Tumor apoptosis detection in four experimental groups. (A and B) TUNEL in tumor tissue sections from different treatment groups revealed increased apoptosis in the monotherapy and in the combination treatment groups. Lower panels displayed higher magnification (original magnification, ×100) of the boxed areas in the upper panels. Scale bars, 10 µm. (C and D) The apoptotic index was higher in the E+G group compared with the E or G group, in both BxPC-3 and PANC-1 cells. Quantification of TUNEL-positive cells in pancreatic cancer tumors. A total of ten ×40 fields were examined from three tumors in each of the treatment groups. *P<0.05 denotes the controls vs. the treatment groups. ^#P<0.05 denotes the monotherapy (E or G) vs. the combination (E+G) treatment groups.

Figure 3.

■ Your goal
Reproduce the tumor apoptosis caption verbatim, the stretch from "Tumor apoptosis detection" through "(E+G) treatment groups.".

■ Record set

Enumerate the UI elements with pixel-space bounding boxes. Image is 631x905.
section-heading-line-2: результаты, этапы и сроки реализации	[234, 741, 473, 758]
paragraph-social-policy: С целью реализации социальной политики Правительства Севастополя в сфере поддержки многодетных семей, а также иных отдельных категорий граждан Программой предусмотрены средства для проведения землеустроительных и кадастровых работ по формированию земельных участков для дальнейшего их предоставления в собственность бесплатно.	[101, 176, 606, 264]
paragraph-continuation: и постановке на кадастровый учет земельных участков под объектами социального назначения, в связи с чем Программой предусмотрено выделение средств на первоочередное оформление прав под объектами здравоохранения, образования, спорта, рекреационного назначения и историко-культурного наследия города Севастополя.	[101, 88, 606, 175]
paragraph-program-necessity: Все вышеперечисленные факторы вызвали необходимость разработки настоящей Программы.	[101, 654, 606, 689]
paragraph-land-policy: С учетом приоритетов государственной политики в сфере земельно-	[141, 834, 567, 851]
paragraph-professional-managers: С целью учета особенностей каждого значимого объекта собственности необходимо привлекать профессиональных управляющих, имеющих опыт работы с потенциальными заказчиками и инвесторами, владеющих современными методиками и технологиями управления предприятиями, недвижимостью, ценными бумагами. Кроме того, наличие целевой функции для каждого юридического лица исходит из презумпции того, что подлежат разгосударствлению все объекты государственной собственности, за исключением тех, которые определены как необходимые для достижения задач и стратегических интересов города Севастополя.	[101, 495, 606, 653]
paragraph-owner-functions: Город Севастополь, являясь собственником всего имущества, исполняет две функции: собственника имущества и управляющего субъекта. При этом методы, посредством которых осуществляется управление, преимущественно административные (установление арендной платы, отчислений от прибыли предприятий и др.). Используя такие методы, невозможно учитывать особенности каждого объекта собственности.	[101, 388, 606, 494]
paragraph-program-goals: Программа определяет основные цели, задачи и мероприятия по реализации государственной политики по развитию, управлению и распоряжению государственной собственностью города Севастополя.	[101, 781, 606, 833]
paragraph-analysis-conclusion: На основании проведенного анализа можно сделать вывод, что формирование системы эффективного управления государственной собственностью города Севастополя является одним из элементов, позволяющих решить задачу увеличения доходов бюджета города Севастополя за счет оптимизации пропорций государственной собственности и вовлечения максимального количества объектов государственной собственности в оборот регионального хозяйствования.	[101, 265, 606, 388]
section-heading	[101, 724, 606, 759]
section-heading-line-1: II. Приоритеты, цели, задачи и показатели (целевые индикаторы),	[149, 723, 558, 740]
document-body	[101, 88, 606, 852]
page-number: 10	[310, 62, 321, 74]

■ Solved problem
Tumor apoptosis detection in four experimental groups. (A and B) TUNEL in tumor tissue sections from different treatment groups revealed increased apoptosis in the monotherapy and in the combination treatment groups. Lower panels displayed higher magnification (original magnification, ×100) of the boxed areas in the upper panels. Scale bars, 10 µm. (C and D) The apoptotic index was higher in the E+G group compared with the E or G group, in both BxPC-3 and PANC-1 cells. Quantification of TUNEL-positive cells in pancreatic cancer tumors. A total of ten ×40 fields were examined from three tumors in each of the treatment groups. *P<0.05 denotes the controls vs. the treatment groups. ^#P<0.05 denotes the monotherapy (E or G) vs. the combination (E+G) treatment groups.